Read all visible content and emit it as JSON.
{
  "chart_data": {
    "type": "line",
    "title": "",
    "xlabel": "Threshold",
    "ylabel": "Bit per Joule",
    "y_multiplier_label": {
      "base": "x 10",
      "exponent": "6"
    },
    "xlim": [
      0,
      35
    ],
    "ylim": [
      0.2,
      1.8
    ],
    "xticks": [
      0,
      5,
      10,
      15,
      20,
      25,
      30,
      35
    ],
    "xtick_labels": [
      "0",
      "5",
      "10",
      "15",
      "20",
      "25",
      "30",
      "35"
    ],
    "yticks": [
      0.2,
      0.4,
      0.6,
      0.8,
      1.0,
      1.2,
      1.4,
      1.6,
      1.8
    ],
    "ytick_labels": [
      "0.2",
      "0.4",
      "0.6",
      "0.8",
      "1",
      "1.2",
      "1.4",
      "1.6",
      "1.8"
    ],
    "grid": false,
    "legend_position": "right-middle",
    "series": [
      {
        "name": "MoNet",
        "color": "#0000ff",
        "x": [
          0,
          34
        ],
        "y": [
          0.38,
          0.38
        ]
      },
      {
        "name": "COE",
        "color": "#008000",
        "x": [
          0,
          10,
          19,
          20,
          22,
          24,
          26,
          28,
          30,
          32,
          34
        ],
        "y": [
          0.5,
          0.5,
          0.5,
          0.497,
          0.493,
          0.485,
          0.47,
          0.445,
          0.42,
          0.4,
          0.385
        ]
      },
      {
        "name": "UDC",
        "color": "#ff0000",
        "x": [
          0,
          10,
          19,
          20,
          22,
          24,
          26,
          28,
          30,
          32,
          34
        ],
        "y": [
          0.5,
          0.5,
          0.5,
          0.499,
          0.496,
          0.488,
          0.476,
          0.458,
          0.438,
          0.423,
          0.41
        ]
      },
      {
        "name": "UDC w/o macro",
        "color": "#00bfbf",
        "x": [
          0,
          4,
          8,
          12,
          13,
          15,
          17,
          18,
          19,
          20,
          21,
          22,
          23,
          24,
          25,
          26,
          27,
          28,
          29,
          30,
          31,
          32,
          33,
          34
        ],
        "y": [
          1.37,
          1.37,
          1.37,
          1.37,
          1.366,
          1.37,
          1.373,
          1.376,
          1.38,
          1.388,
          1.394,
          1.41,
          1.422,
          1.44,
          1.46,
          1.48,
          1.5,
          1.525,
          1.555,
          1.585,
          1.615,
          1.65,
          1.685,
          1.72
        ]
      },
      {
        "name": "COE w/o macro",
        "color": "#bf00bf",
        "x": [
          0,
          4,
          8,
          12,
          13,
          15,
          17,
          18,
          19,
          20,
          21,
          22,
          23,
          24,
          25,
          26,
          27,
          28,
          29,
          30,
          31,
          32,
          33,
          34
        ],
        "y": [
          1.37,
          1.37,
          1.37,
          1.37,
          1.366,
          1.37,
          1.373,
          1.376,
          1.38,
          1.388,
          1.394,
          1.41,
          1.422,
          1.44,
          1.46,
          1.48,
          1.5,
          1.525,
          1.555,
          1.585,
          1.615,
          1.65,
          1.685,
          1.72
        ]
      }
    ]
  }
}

> _Exercise description_
Print the records above exactly as they appear.

> _Written answer_
Read all visible content and emit it as JSON.
{
  "chart_data": {
    "type": "line",
    "title": "",
    "xlabel": "Threshold",
    "ylabel": "Bit per Joule",
    "y_multiplier_label": {
      "base": "x 10",
      "exponent": "6"
    },
    "xlim": [
      0,
      35
    ],
    "ylim": [
      0.2,
      1.8
    ],
    "xticks": [
      0,
      5,
      10,
      15,
      20,
      25,
      30,
      35
    ],
    "xtick_labels": [
      "0",
      "5",
      "10",
      "15",
      "20",
      "25",
      "30",
      "35"
    ],
    "yticks": [
      0.2,
      0.4,
      0.6,
      0.8,
      1.0,
      1.2,
      1.4,
      1.6,
      1.8
    ],
    "ytick_labels": [
      "0.2",
      "0.4",
      "0.6",
      "0.8",
      "1",
      "1.2",
      "1.4",
      "1.6",
      "1.8"
    ],
    "grid": false,
    "legend_position": "right-middle",
    "series": [
      {
        "name": "MoNet",
        "color": "#0000ff",
        "x": [
          0,
          34
        ],
        "y": [
          0.38,
          0.38
        ]
      },
      {
        "name": "COE",
        "color": "#008000",
        "x": [
          0,
          10,
          19,
          20,
          22,
          24,
          26,
          28,
          30,
          32,
          34
        ],
        "y": [
          0.5,
          0.5,
          0.5,
          0.497,
          0.493,
          0.485,
          0.47,
          0.445,
          0.42,
          0.4,
          0.385
        ]
      },
      {
        "name": "UDC",
        "color": "#ff0000",
        "x": [
          0,
          10,
          19,
          20,
          22,
          24,
          26,
          28,
          30,
          32,
          34
        ],
        "y": [
          0.5,
          0.5,
          0.5,
          0.499,
          0.496,
          0.488,
          0.476,
          0.458,
          0.438,
          0.423,
          0.41
        ]
      },
      {
        "name": "UDC w/o macro",
        "color": "#00bfbf",
        "x": [
          0,
          4,
          8,
          12,
          13,
          15,
          17,
          18,
          19,
          20,
          21,
          22,
          23,
          24,
          25,
          26,
          27,
          28,
          29,
          30,
          31,
          32,
          33,
          34
        ],
        "y": [
          1.37,
          1.37,
          1.37,
          1.37,
          1.366,
          1.37,
          1.373,
          1.376,
          1.38,
          1.388,
          1.394,
          1.41,
          1.422,
          1.44,
          1.46,
          1.48,
          1.5,
          1.525,
          1.555,
          1.585,
          1.615,
          1.65,
          1.685,
          1.72
        ]
      },
      {
        "name": "COE w/o macro",
        "color": "#bf00bf",
        "x": [
          0,
          4,
          8,
          12,
          13,
          15,
          17,
          18,
          19,
          20,
          21,
          22,
          23,
          24,
          25,
          26,
          27,
          28,
          29,
          30,
          31,
          32,
          33,
          34
        ],
        "y": [
          1.37,
          1.37,
          1.37,
          1.37,
          1.366,
          1.37,
          1.373,
          1.376,
          1.38,
          1.388,
          1.394,
          1.41,
          1.422,
          1.44,
          1.46,
          1.48,
          1.5,
          1.525,
          1.555,
          1.585,
          1.615,
          1.65,
          1.685,
          1.72
        ]
      }
    ]
  }
}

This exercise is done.